Data excerpts
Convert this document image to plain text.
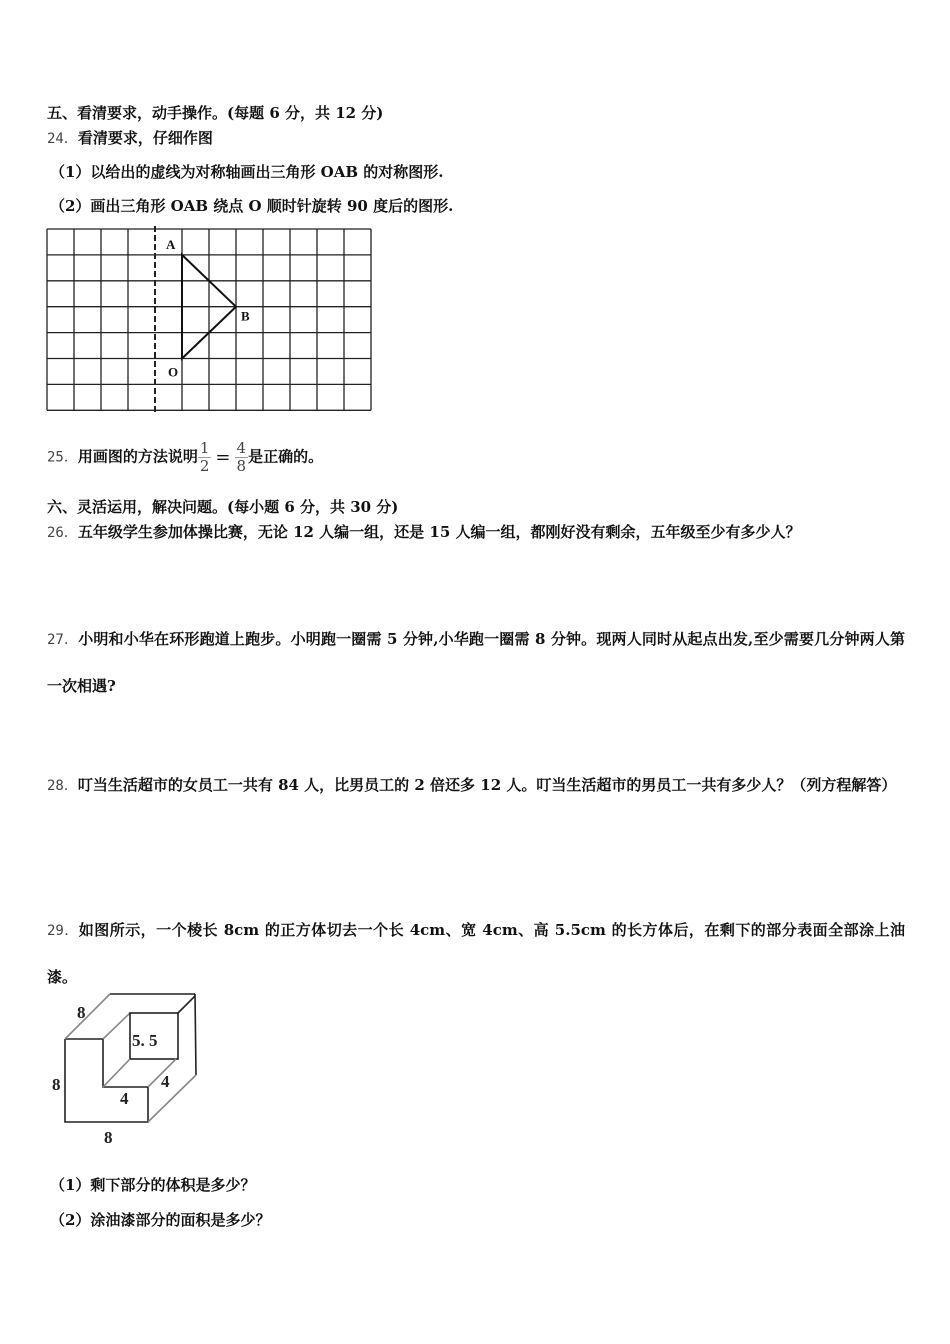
五、看清要求，动手操作。(每题 6 分，共 12 分)
24．看清要求，仔细作图
（1）以给出的虚线为对称轴画出三角形 OAB 的对称图形.
（2）画出三角形 OAB 绕点 O 顺时针旋转 90 度后的图形.
A
B
O
8
8
8
5. 5
4
4
25．用画图的方法说明 $\frac{1}{2} = \frac{4}{8}$是正确的。
六、灵活运用，解决问题。(每小题 6 分，共 30 分)
26．五年级学生参加体操比赛，无论 12 人编一组，还是 15 人编一组，都刚好没有剩余，五年级至少有多少人？
27．小明和小华在环形跑道上跑步。小明跑一圈需 5 分钟,小华跑一圈需 8 分钟。现两人同时从起点出发,至少需要几分钟两人第一次相遇?
28．叮当生活超市的女员工一共有 84 人，比男员工的 2 倍还多 12 人。叮当生活超市的男员工一共有多少人？（列方程解答）
29．如图所示，一个棱长 8cm 的正方体切去一个长 4cm、宽 4cm、高 5.5cm 的长方体后，在剩下的部分表面全部涂上油漆。
（1）剩下部分的体积是多少？
（2）涂油漆部分的面积是多少？
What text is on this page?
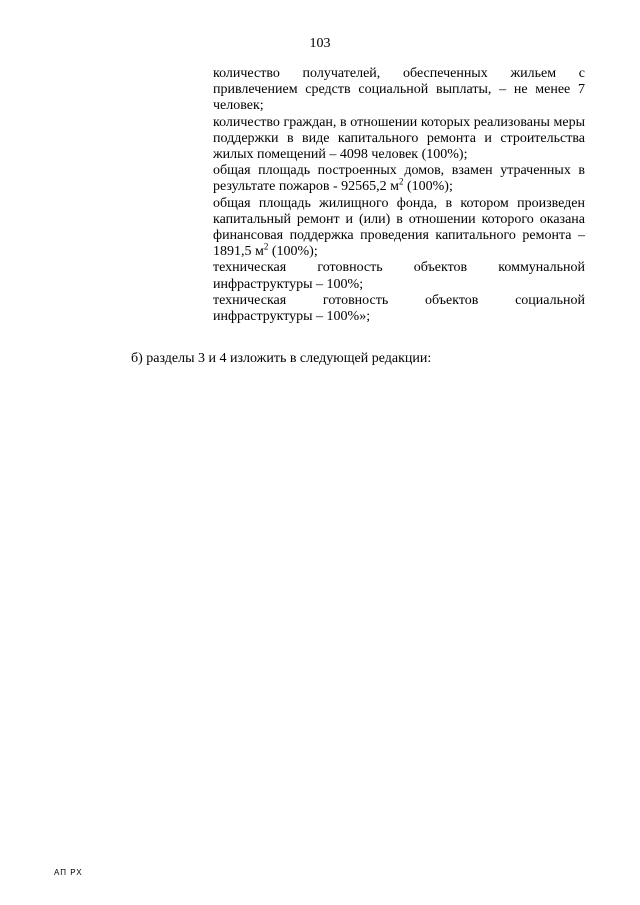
103

количество получателей, обеспеченных жильем с привлечением средств социальной выплаты, – не менее 7 человек;

количество граждан, в отношении которых реализованы меры поддержки в виде капитального ремонта и строительства жилых помещений – 4098 человек (100%);

общая площадь построенных домов, взамен утраченных в результате пожаров - 92565,2 $м^2$ (100%);

общая площадь жилищного фонда, в котором произведен капитальный ремонт и (или) в отношении которого оказана финансовая поддержка проведения капитального ремонта – 1891,5 $м^2$ (100%);

техническая готовность объектов коммунальной инфраструктуры – 100%;

техническая готовность объектов социальной инфраструктуры – 100%»;

б) разделы 3 и 4 изложить в следующей редакции:
АП РХ
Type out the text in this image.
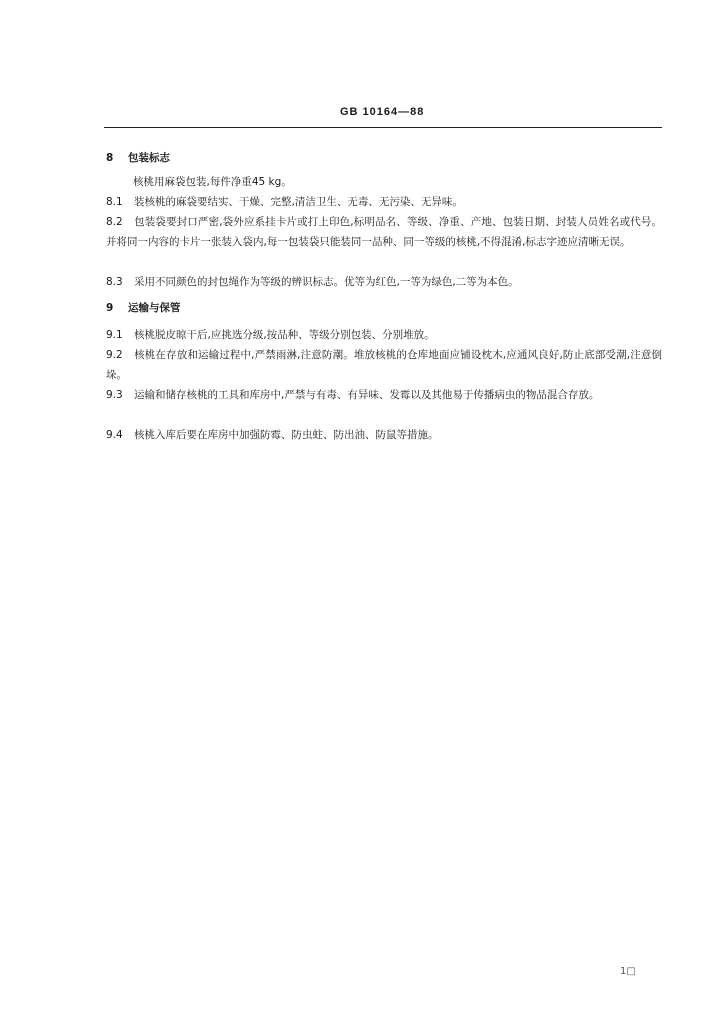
GB 10164—88
8 包装标志
核桃用麻袋包装,每件净重45 kg。
8.1 装核桃的麻袋要结实、干燥、完整,清洁卫生、无毒、无污染、无异味。
8.2 包装袋要封口严密,袋外应系挂卡片或打上印色,标明品名、等级、净重、产地、包装日期、封装人员姓名或代号。并将同一内容的卡片一张装入袋内,每一包装袋只能装同一品种、同一等级的核桃,不得混淆,标志字迹应清晰无误。
8.3 采用不同颜色的封包绳作为等级的辨识标志。优等为红色,一等为绿色,二等为本色。
9 运输与保管
9.1 核桃脱皮晾干后,应挑选分级,按品种、等级分别包装、分别堆放。
9.2 核桃在存放和运输过程中,严禁雨淋,注意防潮。堆放核桃的仓库地面应铺设枕木,应通风良好,防止底部受潮,注意倒垛。
9.3 运输和储存核桃的工具和库房中,严禁与有毒、有异味、发霉以及其他易于传播病虫的物品混合存放。
9.4 核桃入库后要在库房中加强防霉、防虫蛀、防出油、防鼠等措施。
1□
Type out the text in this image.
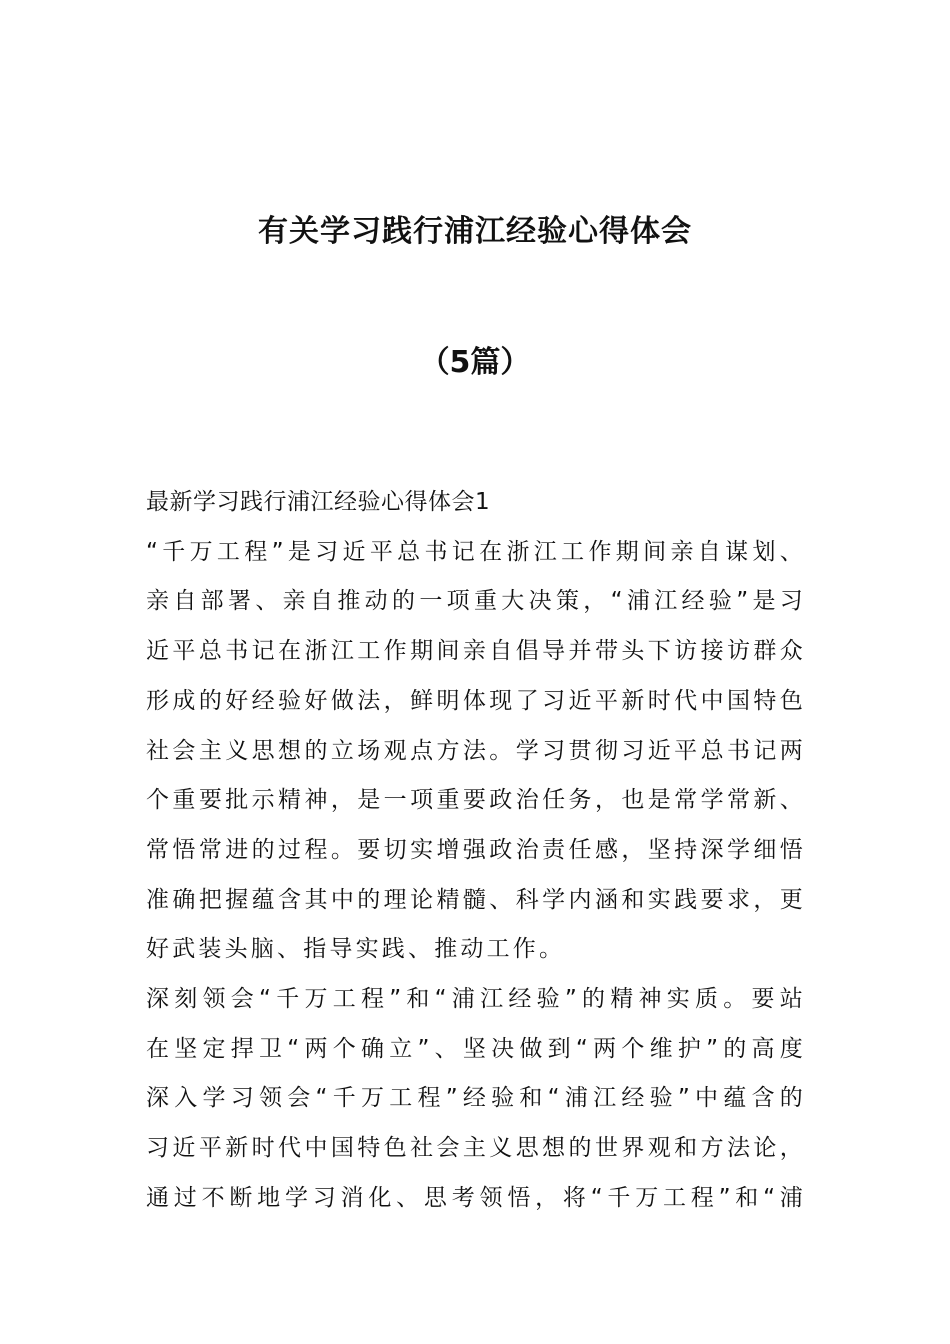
有关学习践行浦江经验心得体会
（5篇）

最新学习践行浦江经验心得体会1

“千万工程”是习近平总书记在浙江工作期间亲自谋划、
亲自部署、亲自推动的一项重大决策，“浦江经验”是习
近平总书记在浙江工作期间亲自倡导并带头下访接访群众
形成的好经验好做法，鲜明体现了习近平新时代中国特色
社会主义思想的立场观点方法。学习贯彻习近平总书记两
个重要批示精神，是一项重要政治任务，也是常学常新、
常悟常进的过程。要切实增强政治责任感，坚持深学细悟
准确把握蕴含其中的理论精髓、科学内涵和实践要求，更
好武装头脑、指导实践、推动工作。
深刻领会“千万工程”和“浦江经验”的精神实质。要站
在坚定捍卫“两个确立”、坚决做到“两个维护”的高度
深入学习领会“千万工程”经验和“浦江经验”中蕴含的
习近平新时代中国特色社会主义思想的世界观和方法论，
通过不断地学习消化、思考领悟，将“千万工程”和“浦
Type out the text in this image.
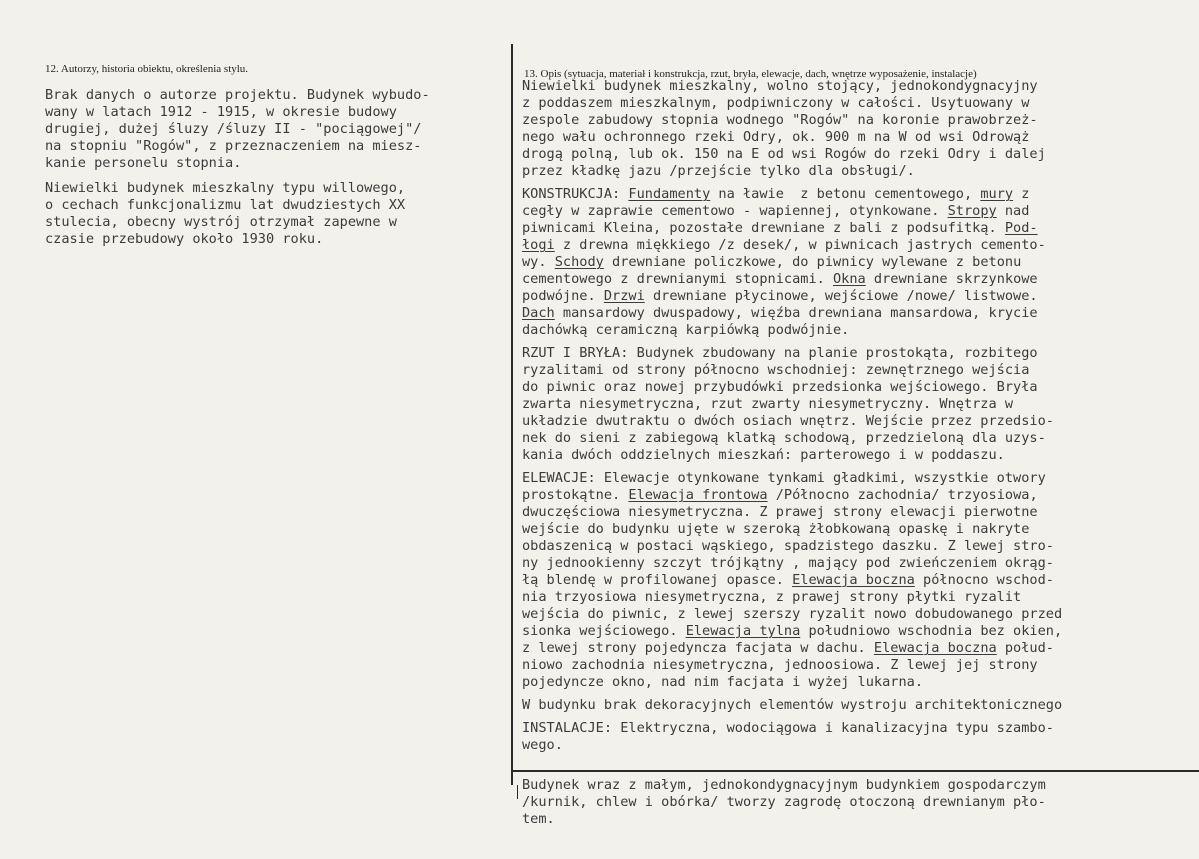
12. Autorzy, historia obiektu, określenia stylu.	13. Opis (sytuacja, materiał i konstrukcja, rzut, bryła, elewacje, dach, wnętrze wyposażenie, instalacje)
Brak danych o autorze projektu. Budynek wybudo-
wany w latach 1912 - 1915, w okresie budowy
drugiej, dużej śluzy /śluzy II - "pociągowej"/
na stopniu "Rogów", z przeznaczeniem na miesz-
kanie personelu stopnia.
Niewielki budynek mieszkalny typu willowego,
o cechach funkcjonalizmu lat dwudziestych XX
stulecia, obecny wystrój otrzymał zapewne w
czasie przebudowy około 1930 roku.
Niewielki budynek mieszkalny, wolno stojący, jednokondygnacyjny
z poddaszem mieszkalnym, podpiwniczony w całości. Usytuowany w
zespole zabudowy stopnia wodnego "Rogów" na koronie prawobrzeż-
nego wału ochronnego rzeki Odry, ok. 900 m na W od wsi Odrowąż
drogą polną, lub ok. 150 na E od wsi Rogów do rzeki Odry i dalej
przez kładkę jazu /przejście tylko dla obsługi/.
KONSTRUKCJA: Fundamenty na ławie  z betonu cementowego, mury z
cegły w zaprawie cementowo - wapiennej, otynkowane. Stropy nad
piwnicami Kleina, pozostałe drewniane z bali z podsufitką. Pod-
łogi z drewna miękkiego /z desek/, w piwnicach jastrych cemento-
wy. Schody drewniane policzkowe, do piwnicy wylewane z betonu
cementowego z drewnianymi stopnicami. Okna drewniane skrzynkowe
podwójne. Drzwi drewniane płycinowe, wejściowe /nowe/ listwowe.
Dach mansardowy dwuspadowy, więźba drewniana mansardowa, krycie
dachówką ceramiczną karpiówką podwójnie.
RZUT I BRYŁA: Budynek zbudowany na planie prostokąta, rozbitego
ryzalitami od strony północno wschodniej: zewnętrznego wejścia
do piwnic oraz nowej przybudówki przedsionka wejściowego. Bryła
zwarta niesymetryczna, rzut zwarty niesymetryczny. Wnętrza w
układzie dwutraktu o dwóch osiach wnętrz. Wejście przez przedsio-
nek do sieni z zabiegową klatką schodową, przedzieloną dla uzys-
kania dwóch oddzielnych mieszkań: parterowego i w poddaszu.
ELEWACJE: Elewacje otynkowane tynkami gładkimi, wszystkie otwory
prostokątne. Elewacja frontowa /Północno zachodnia/ trzyosiowa,
dwuczęściowa niesymetryczna. Z prawej strony elewacji pierwotne
wejście do budynku ujęte w szeroką żłobkowaną opaskę i nakryte
obdaszenicą w postaci wąskiego, spadzistego daszku. Z lewej stro-
ny jednookienny szczyt trójkątny , mający pod zwieńczeniem okrąg-
łą blendę w profilowanej opasce. Elewacja boczna północno wschod-
nia trzyosiowa niesymetryczna, z prawej strony płytki ryzalit
wejścia do piwnic, z lewej szerszy ryzalit nowo dobudowanego przed
sionka wejściowego. Elewacja tylna południowo wschodnia bez okien,
z lewej strony pojedyncza facjata w dachu. Elewacja boczna połud-
niowo zachodnia niesymetryczna, jednoosiowa. Z lewej jej strony
pojedyncze okno, nad nim facjata i wyżej lukarna.
W budynku brak dekoracyjnych elementów wystroju architektonicznego
INSTALACJE: Elektryczna, wodociągowa i kanalizacyjna typu szambo-
wego.
Budynek wraz z małym, jednokondygnacyjnym budynkiem gospodarczym
/kurnik, chlew i obórka/ tworzy zagrodę otoczoną drewnianym pło-
tem.
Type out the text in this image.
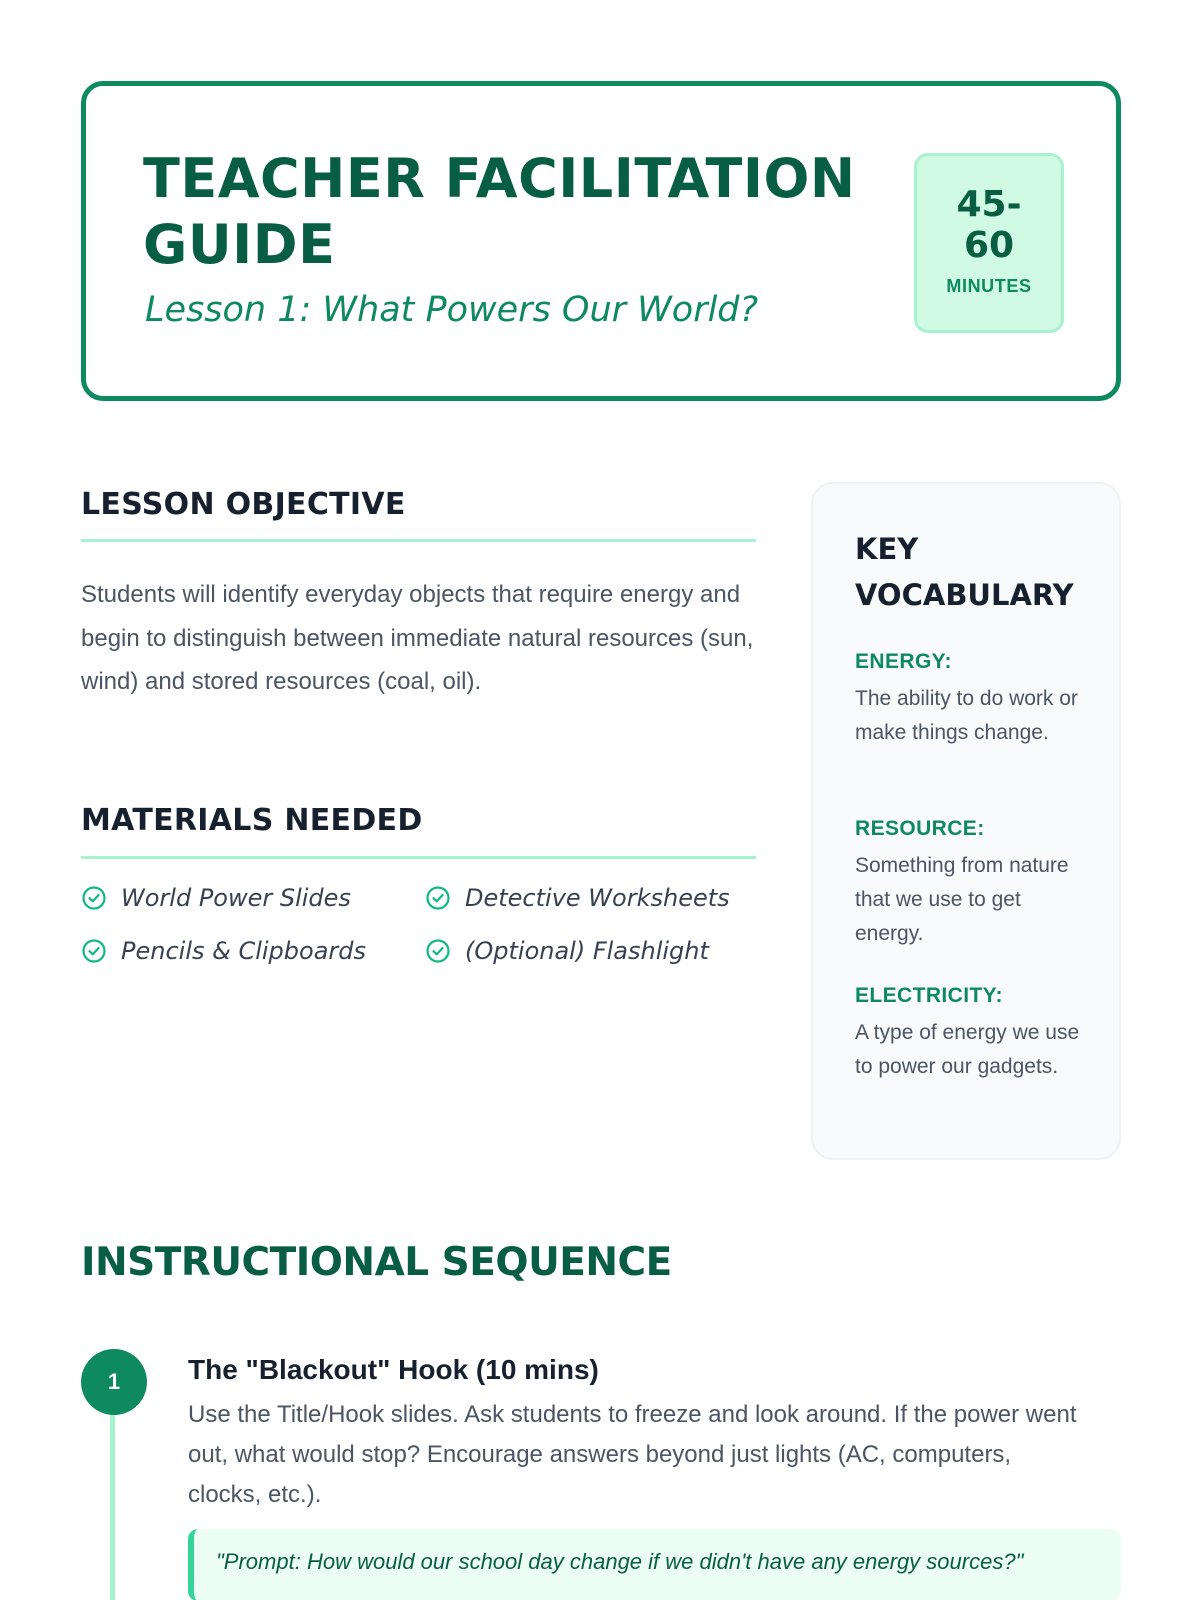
TEACHER FACILITATION GUIDE
Lesson 1: What Powers Our World?
45-60
MINUTES
LESSON OBJECTIVE
Students will identify everyday objects that require energy and begin to distinguish between immediate natural resources (sun, wind) and stored resources (coal, oil).
MATERIALS NEEDED
World Power Slides	Detective Worksheets
Pencils & Clipboards	(Optional) Flashlight
KEY VOCABULARY
ENERGY:
The ability to do work or make things change.
RESOURCE:
Something from nature that we use to get energy.
ELECTRICITY:
A type of energy we use to power our gadgets.
INSTRUCTIONAL SEQUENCE
1	The "Blackout" Hook (10 mins)
Use the Title/Hook slides. Ask students to freeze and look around. If the power went out, what would stop? Encourage answers beyond just lights (AC, computers, clocks, etc.).
"Prompt: How would our school day change if we didn't have any energy sources?"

## Exercise
Only lines with the word "otynkowane" should be collected from the material.

## Complete output
cegły w zaprawie cementowo - wapiennej, otynkowane. Stropy nad
ELEWACJE: Elewacje otynkowane tynkami gładkimi, wszystkie otwory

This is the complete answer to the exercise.